Given data
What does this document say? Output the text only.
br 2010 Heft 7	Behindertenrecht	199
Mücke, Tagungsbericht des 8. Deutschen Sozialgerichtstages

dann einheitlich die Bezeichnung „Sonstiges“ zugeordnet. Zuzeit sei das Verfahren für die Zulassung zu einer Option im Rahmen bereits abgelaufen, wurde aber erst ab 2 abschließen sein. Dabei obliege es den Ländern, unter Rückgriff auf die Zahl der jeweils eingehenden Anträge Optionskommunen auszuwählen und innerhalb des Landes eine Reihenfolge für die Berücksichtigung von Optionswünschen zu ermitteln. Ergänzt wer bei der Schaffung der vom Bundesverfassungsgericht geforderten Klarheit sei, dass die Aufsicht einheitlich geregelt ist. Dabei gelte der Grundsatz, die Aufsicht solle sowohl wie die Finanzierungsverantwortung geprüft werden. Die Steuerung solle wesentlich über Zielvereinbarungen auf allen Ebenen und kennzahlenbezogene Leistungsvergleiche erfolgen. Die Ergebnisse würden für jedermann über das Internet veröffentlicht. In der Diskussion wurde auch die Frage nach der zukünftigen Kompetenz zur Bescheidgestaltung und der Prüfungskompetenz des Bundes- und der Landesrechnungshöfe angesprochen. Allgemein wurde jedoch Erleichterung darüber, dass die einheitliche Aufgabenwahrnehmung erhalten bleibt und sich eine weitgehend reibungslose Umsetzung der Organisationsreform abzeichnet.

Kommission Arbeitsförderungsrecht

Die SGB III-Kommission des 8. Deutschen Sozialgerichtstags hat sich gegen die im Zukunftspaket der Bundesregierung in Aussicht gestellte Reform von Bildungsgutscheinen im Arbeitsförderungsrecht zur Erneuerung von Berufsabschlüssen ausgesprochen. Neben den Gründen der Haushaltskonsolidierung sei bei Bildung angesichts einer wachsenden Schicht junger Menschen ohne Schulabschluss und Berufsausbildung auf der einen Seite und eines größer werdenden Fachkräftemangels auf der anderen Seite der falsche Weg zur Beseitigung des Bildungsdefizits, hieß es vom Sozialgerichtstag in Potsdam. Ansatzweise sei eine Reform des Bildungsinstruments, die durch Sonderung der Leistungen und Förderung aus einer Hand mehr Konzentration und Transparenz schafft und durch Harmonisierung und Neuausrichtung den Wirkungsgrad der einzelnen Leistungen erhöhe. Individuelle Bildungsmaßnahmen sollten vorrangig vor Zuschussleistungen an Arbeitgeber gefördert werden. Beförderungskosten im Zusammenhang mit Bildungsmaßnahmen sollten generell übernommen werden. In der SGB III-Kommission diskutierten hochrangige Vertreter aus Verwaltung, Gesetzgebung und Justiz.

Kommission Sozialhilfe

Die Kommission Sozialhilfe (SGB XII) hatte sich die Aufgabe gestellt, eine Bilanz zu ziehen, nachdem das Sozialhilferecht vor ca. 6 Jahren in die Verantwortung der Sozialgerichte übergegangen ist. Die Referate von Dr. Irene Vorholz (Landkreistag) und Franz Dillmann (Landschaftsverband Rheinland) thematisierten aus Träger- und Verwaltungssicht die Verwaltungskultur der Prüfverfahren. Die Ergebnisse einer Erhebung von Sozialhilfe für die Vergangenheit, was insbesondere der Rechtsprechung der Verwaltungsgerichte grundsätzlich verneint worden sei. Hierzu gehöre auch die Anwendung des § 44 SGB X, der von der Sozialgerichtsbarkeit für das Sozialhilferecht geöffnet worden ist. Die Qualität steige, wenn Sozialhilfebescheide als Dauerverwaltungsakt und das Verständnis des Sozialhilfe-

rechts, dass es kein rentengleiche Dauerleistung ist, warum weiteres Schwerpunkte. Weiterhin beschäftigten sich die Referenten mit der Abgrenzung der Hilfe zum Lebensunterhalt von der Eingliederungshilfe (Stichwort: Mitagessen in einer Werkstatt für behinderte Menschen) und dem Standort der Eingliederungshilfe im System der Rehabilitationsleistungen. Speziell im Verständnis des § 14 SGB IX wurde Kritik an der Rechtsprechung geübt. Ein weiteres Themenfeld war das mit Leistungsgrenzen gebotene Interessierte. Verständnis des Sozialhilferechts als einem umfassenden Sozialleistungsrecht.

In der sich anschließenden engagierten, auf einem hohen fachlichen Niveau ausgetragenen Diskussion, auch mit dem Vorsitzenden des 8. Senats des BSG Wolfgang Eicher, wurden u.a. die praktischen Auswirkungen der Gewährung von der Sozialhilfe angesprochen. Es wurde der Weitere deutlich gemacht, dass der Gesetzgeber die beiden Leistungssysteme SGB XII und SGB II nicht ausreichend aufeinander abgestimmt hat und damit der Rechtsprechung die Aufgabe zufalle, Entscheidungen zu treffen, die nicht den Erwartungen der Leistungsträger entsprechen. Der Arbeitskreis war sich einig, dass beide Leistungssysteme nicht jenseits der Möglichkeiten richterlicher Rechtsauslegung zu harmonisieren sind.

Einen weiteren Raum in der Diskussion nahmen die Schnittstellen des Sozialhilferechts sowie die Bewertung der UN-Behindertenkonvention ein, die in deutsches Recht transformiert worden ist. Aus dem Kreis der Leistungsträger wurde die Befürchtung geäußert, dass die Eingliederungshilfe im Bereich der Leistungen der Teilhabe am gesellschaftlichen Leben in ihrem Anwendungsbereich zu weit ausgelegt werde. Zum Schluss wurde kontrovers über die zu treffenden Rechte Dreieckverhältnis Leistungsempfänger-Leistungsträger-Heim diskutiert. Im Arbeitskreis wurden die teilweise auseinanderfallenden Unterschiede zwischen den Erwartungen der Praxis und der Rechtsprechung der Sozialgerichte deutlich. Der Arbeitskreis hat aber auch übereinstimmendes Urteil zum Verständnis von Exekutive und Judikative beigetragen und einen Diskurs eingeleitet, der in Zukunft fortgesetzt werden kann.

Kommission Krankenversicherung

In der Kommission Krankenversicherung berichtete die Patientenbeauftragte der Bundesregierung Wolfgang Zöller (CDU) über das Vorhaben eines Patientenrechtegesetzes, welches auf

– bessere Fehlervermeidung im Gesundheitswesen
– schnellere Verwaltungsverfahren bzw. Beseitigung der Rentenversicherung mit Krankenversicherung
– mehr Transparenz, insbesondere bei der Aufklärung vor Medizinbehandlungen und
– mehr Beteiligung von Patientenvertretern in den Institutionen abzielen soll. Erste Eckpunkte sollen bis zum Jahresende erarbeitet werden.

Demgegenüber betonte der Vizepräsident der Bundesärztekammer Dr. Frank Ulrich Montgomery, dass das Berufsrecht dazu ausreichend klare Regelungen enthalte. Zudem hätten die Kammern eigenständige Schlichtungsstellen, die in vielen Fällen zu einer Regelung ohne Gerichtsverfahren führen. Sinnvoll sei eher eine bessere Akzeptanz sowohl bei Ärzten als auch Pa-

Set problem
Return the lines above exactly, keeping every word.

Task solution
What does this document say? Output the text only.
br 2010 Heft 7	Behindertenrecht	199
Mücke, Tagungsbericht des 8. Deutschen Sozialgerichtstages

dann einheitlich die Bezeichnung „Sonstiges“ zugeordnet. Zuzeit sei das Verfahren für die Zulassung zu einer Option im Rahmen bereits abgelaufen, wurde aber erst ab 2 abschließen sein. Dabei obliege es den Ländern, unter Rückgriff auf die Zahl der jeweils eingehenden Anträge Optionskommunen auszuwählen und innerhalb des Landes eine Reihenfolge für die Berücksichtigung von Optionswünschen zu ermitteln. Ergänzt wer bei der Schaffung der vom Bundesverfassungsgericht geforderten Klarheit sei, dass die Aufsicht einheitlich geregelt ist. Dabei gelte der Grundsatz, die Aufsicht solle sowohl wie die Finanzierungsverantwortung geprüft werden. Die Steuerung solle wesentlich über Zielvereinbarungen auf allen Ebenen und kennzahlenbezogene Leistungsvergleiche erfolgen. Die Ergebnisse würden für jedermann über das Internet veröffentlicht. In der Diskussion wurde auch die Frage nach der zukünftigen Kompetenz zur Bescheidgestaltung und der Prüfungskompetenz des Bundes- und der Landesrechnungshöfe angesprochen. Allgemein wurde jedoch Erleichterung darüber, dass die einheitliche Aufgabenwahrnehmung erhalten bleibt und sich eine weitgehend reibungslose Umsetzung der Organisationsreform abzeichnet.

Kommission Arbeitsförderungsrecht

Die SGB III-Kommission des 8. Deutschen Sozialgerichtstags hat sich gegen die im Zukunftspaket der Bundesregierung in Aussicht gestellte Reform von Bildungsgutscheinen im Arbeitsförderungsrecht zur Erneuerung von Berufsabschlüssen ausgesprochen. Neben den Gründen der Haushaltskonsolidierung sei bei Bildung angesichts einer wachsenden Schicht junger Menschen ohne Schulabschluss und Berufsausbildung auf der einen Seite und eines größer werdenden Fachkräftemangels auf der anderen Seite der falsche Weg zur Beseitigung des Bildungsdefizits, hieß es vom Sozialgerichtstag in Potsdam. Ansatzweise sei eine Reform des Bildungsinstruments, die durch Sonderung der Leistungen und Förderung aus einer Hand mehr Konzentration und Transparenz schafft und durch Harmonisierung und Neuausrichtung den Wirkungsgrad der einzelnen Leistungen erhöhe. Individuelle Bildungsmaßnahmen sollten vorrangig vor Zuschussleistungen an Arbeitgeber gefördert werden. Beförderungskosten im Zusammenhang mit Bildungsmaßnahmen sollten generell übernommen werden. In der SGB III-Kommission diskutierten hochrangige Vertreter aus Verwaltung, Gesetzgebung und Justiz.

Kommission Sozialhilfe

Die Kommission Sozialhilfe (SGB XII) hatte sich die Aufgabe gestellt, eine Bilanz zu ziehen, nachdem das Sozialhilferecht vor ca. 6 Jahren in die Verantwortung der Sozialgerichte übergegangen ist. Die Referate von Dr. Irene Vorholz (Landkreistag) und Franz Dillmann (Landschaftsverband Rheinland) thematisierten aus Träger- und Verwaltungssicht die Verwaltungskultur der Prüfverfahren. Die Ergebnisse einer Erhebung von Sozialhilfe für die Vergangenheit, was insbesondere der Rechtsprechung der Verwaltungsgerichte grundsätzlich verneint worden sei. Hierzu gehöre auch die Anwendung des § 44 SGB X, der von der Sozialgerichtsbarkeit für das Sozialhilferecht geöffnet worden ist. Die Qualität steige, wenn Sozialhilfebescheide als Dauerverwaltungsakt und das Verständnis des Sozialhilfe-

rechts, dass es kein rentengleiche Dauerleistung ist, warum weiteres Schwerpunkte. Weiterhin beschäftigten sich die Referenten mit der Abgrenzung der Hilfe zum Lebensunterhalt von der Eingliederungshilfe (Stichwort: Mitagessen in einer Werkstatt für behinderte Menschen) und dem Standort der Eingliederungshilfe im System der Rehabilitationsleistungen. Speziell im Verständnis des § 14 SGB IX wurde Kritik an der Rechtsprechung geübt. Ein weiteres Themenfeld war das mit Leistungsgrenzen gebotene Interessierte. Verständnis des Sozialhilferechts als einem umfassenden Sozialleistungsrecht.

In der sich anschließenden engagierten, auf einem hohen fachlichen Niveau ausgetragenen Diskussion, auch mit dem Vorsitzenden des 8. Senats des BSG Wolfgang Eicher, wurden u.a. die praktischen Auswirkungen der Gewährung von der Sozialhilfe angesprochen. Es wurde der Weitere deutlich gemacht, dass der Gesetzgeber die beiden Leistungssysteme SGB XII und SGB II nicht ausreichend aufeinander abgestimmt hat und damit der Rechtsprechung die Aufgabe zufalle, Entscheidungen zu treffen, die nicht den Erwartungen der Leistungsträger entsprechen. Der Arbeitskreis war sich einig, dass beide Leistungssysteme nicht jenseits der Möglichkeiten richterlicher Rechtsauslegung zu harmonisieren sind.

Einen weiteren Raum in der Diskussion nahmen die Schnittstellen des Sozialhilferechts sowie die Bewertung der UN-Behindertenkonvention ein, die in deutsches Recht transformiert worden ist. Aus dem Kreis der Leistungsträger wurde die Befürchtung geäußert, dass die Eingliederungshilfe im Bereich der Leistungen der Teilhabe am gesellschaftlichen Leben in ihrem Anwendungsbereich zu weit ausgelegt werde. Zum Schluss wurde kontrovers über die zu treffenden Rechte Dreieckverhältnis Leistungsempfänger-Leistungsträger-Heim diskutiert. Im Arbeitskreis wurden die teilweise auseinanderfallenden Unterschiede zwischen den Erwartungen der Praxis und der Rechtsprechung der Sozialgerichte deutlich. Der Arbeitskreis hat aber auch übereinstimmendes Urteil zum Verständnis von Exekutive und Judikative beigetragen und einen Diskurs eingeleitet, der in Zukunft fortgesetzt werden kann.

Kommission Krankenversicherung

In der Kommission Krankenversicherung berichtete die Patientenbeauftragte der Bundesregierung Wolfgang Zöller (CDU) über das Vorhaben eines Patientenrechtegesetzes, welches auf

– bessere Fehlervermeidung im Gesundheitswesen
– schnellere Verwaltungsverfahren bzw. Beseitigung der Rentenversicherung mit Krankenversicherung
– mehr Transparenz, insbesondere bei der Aufklärung vor Medizinbehandlungen und
– mehr Beteiligung von Patientenvertretern in den Institutionen abzielen soll. Erste Eckpunkte sollen bis zum Jahresende erarbeitet werden.

Demgegenüber betonte der Vizepräsident der Bundesärztekammer Dr. Frank Ulrich Montgomery, dass das Berufsrecht dazu ausreichend klare Regelungen enthalte. Zudem hätten die Kammern eigenständige Schlichtungsstellen, die in vielen Fällen zu einer Regelung ohne Gerichtsverfahren führen. Sinnvoll sei eher eine bessere Akzeptanz sowohl bei Ärzten als auch Pa-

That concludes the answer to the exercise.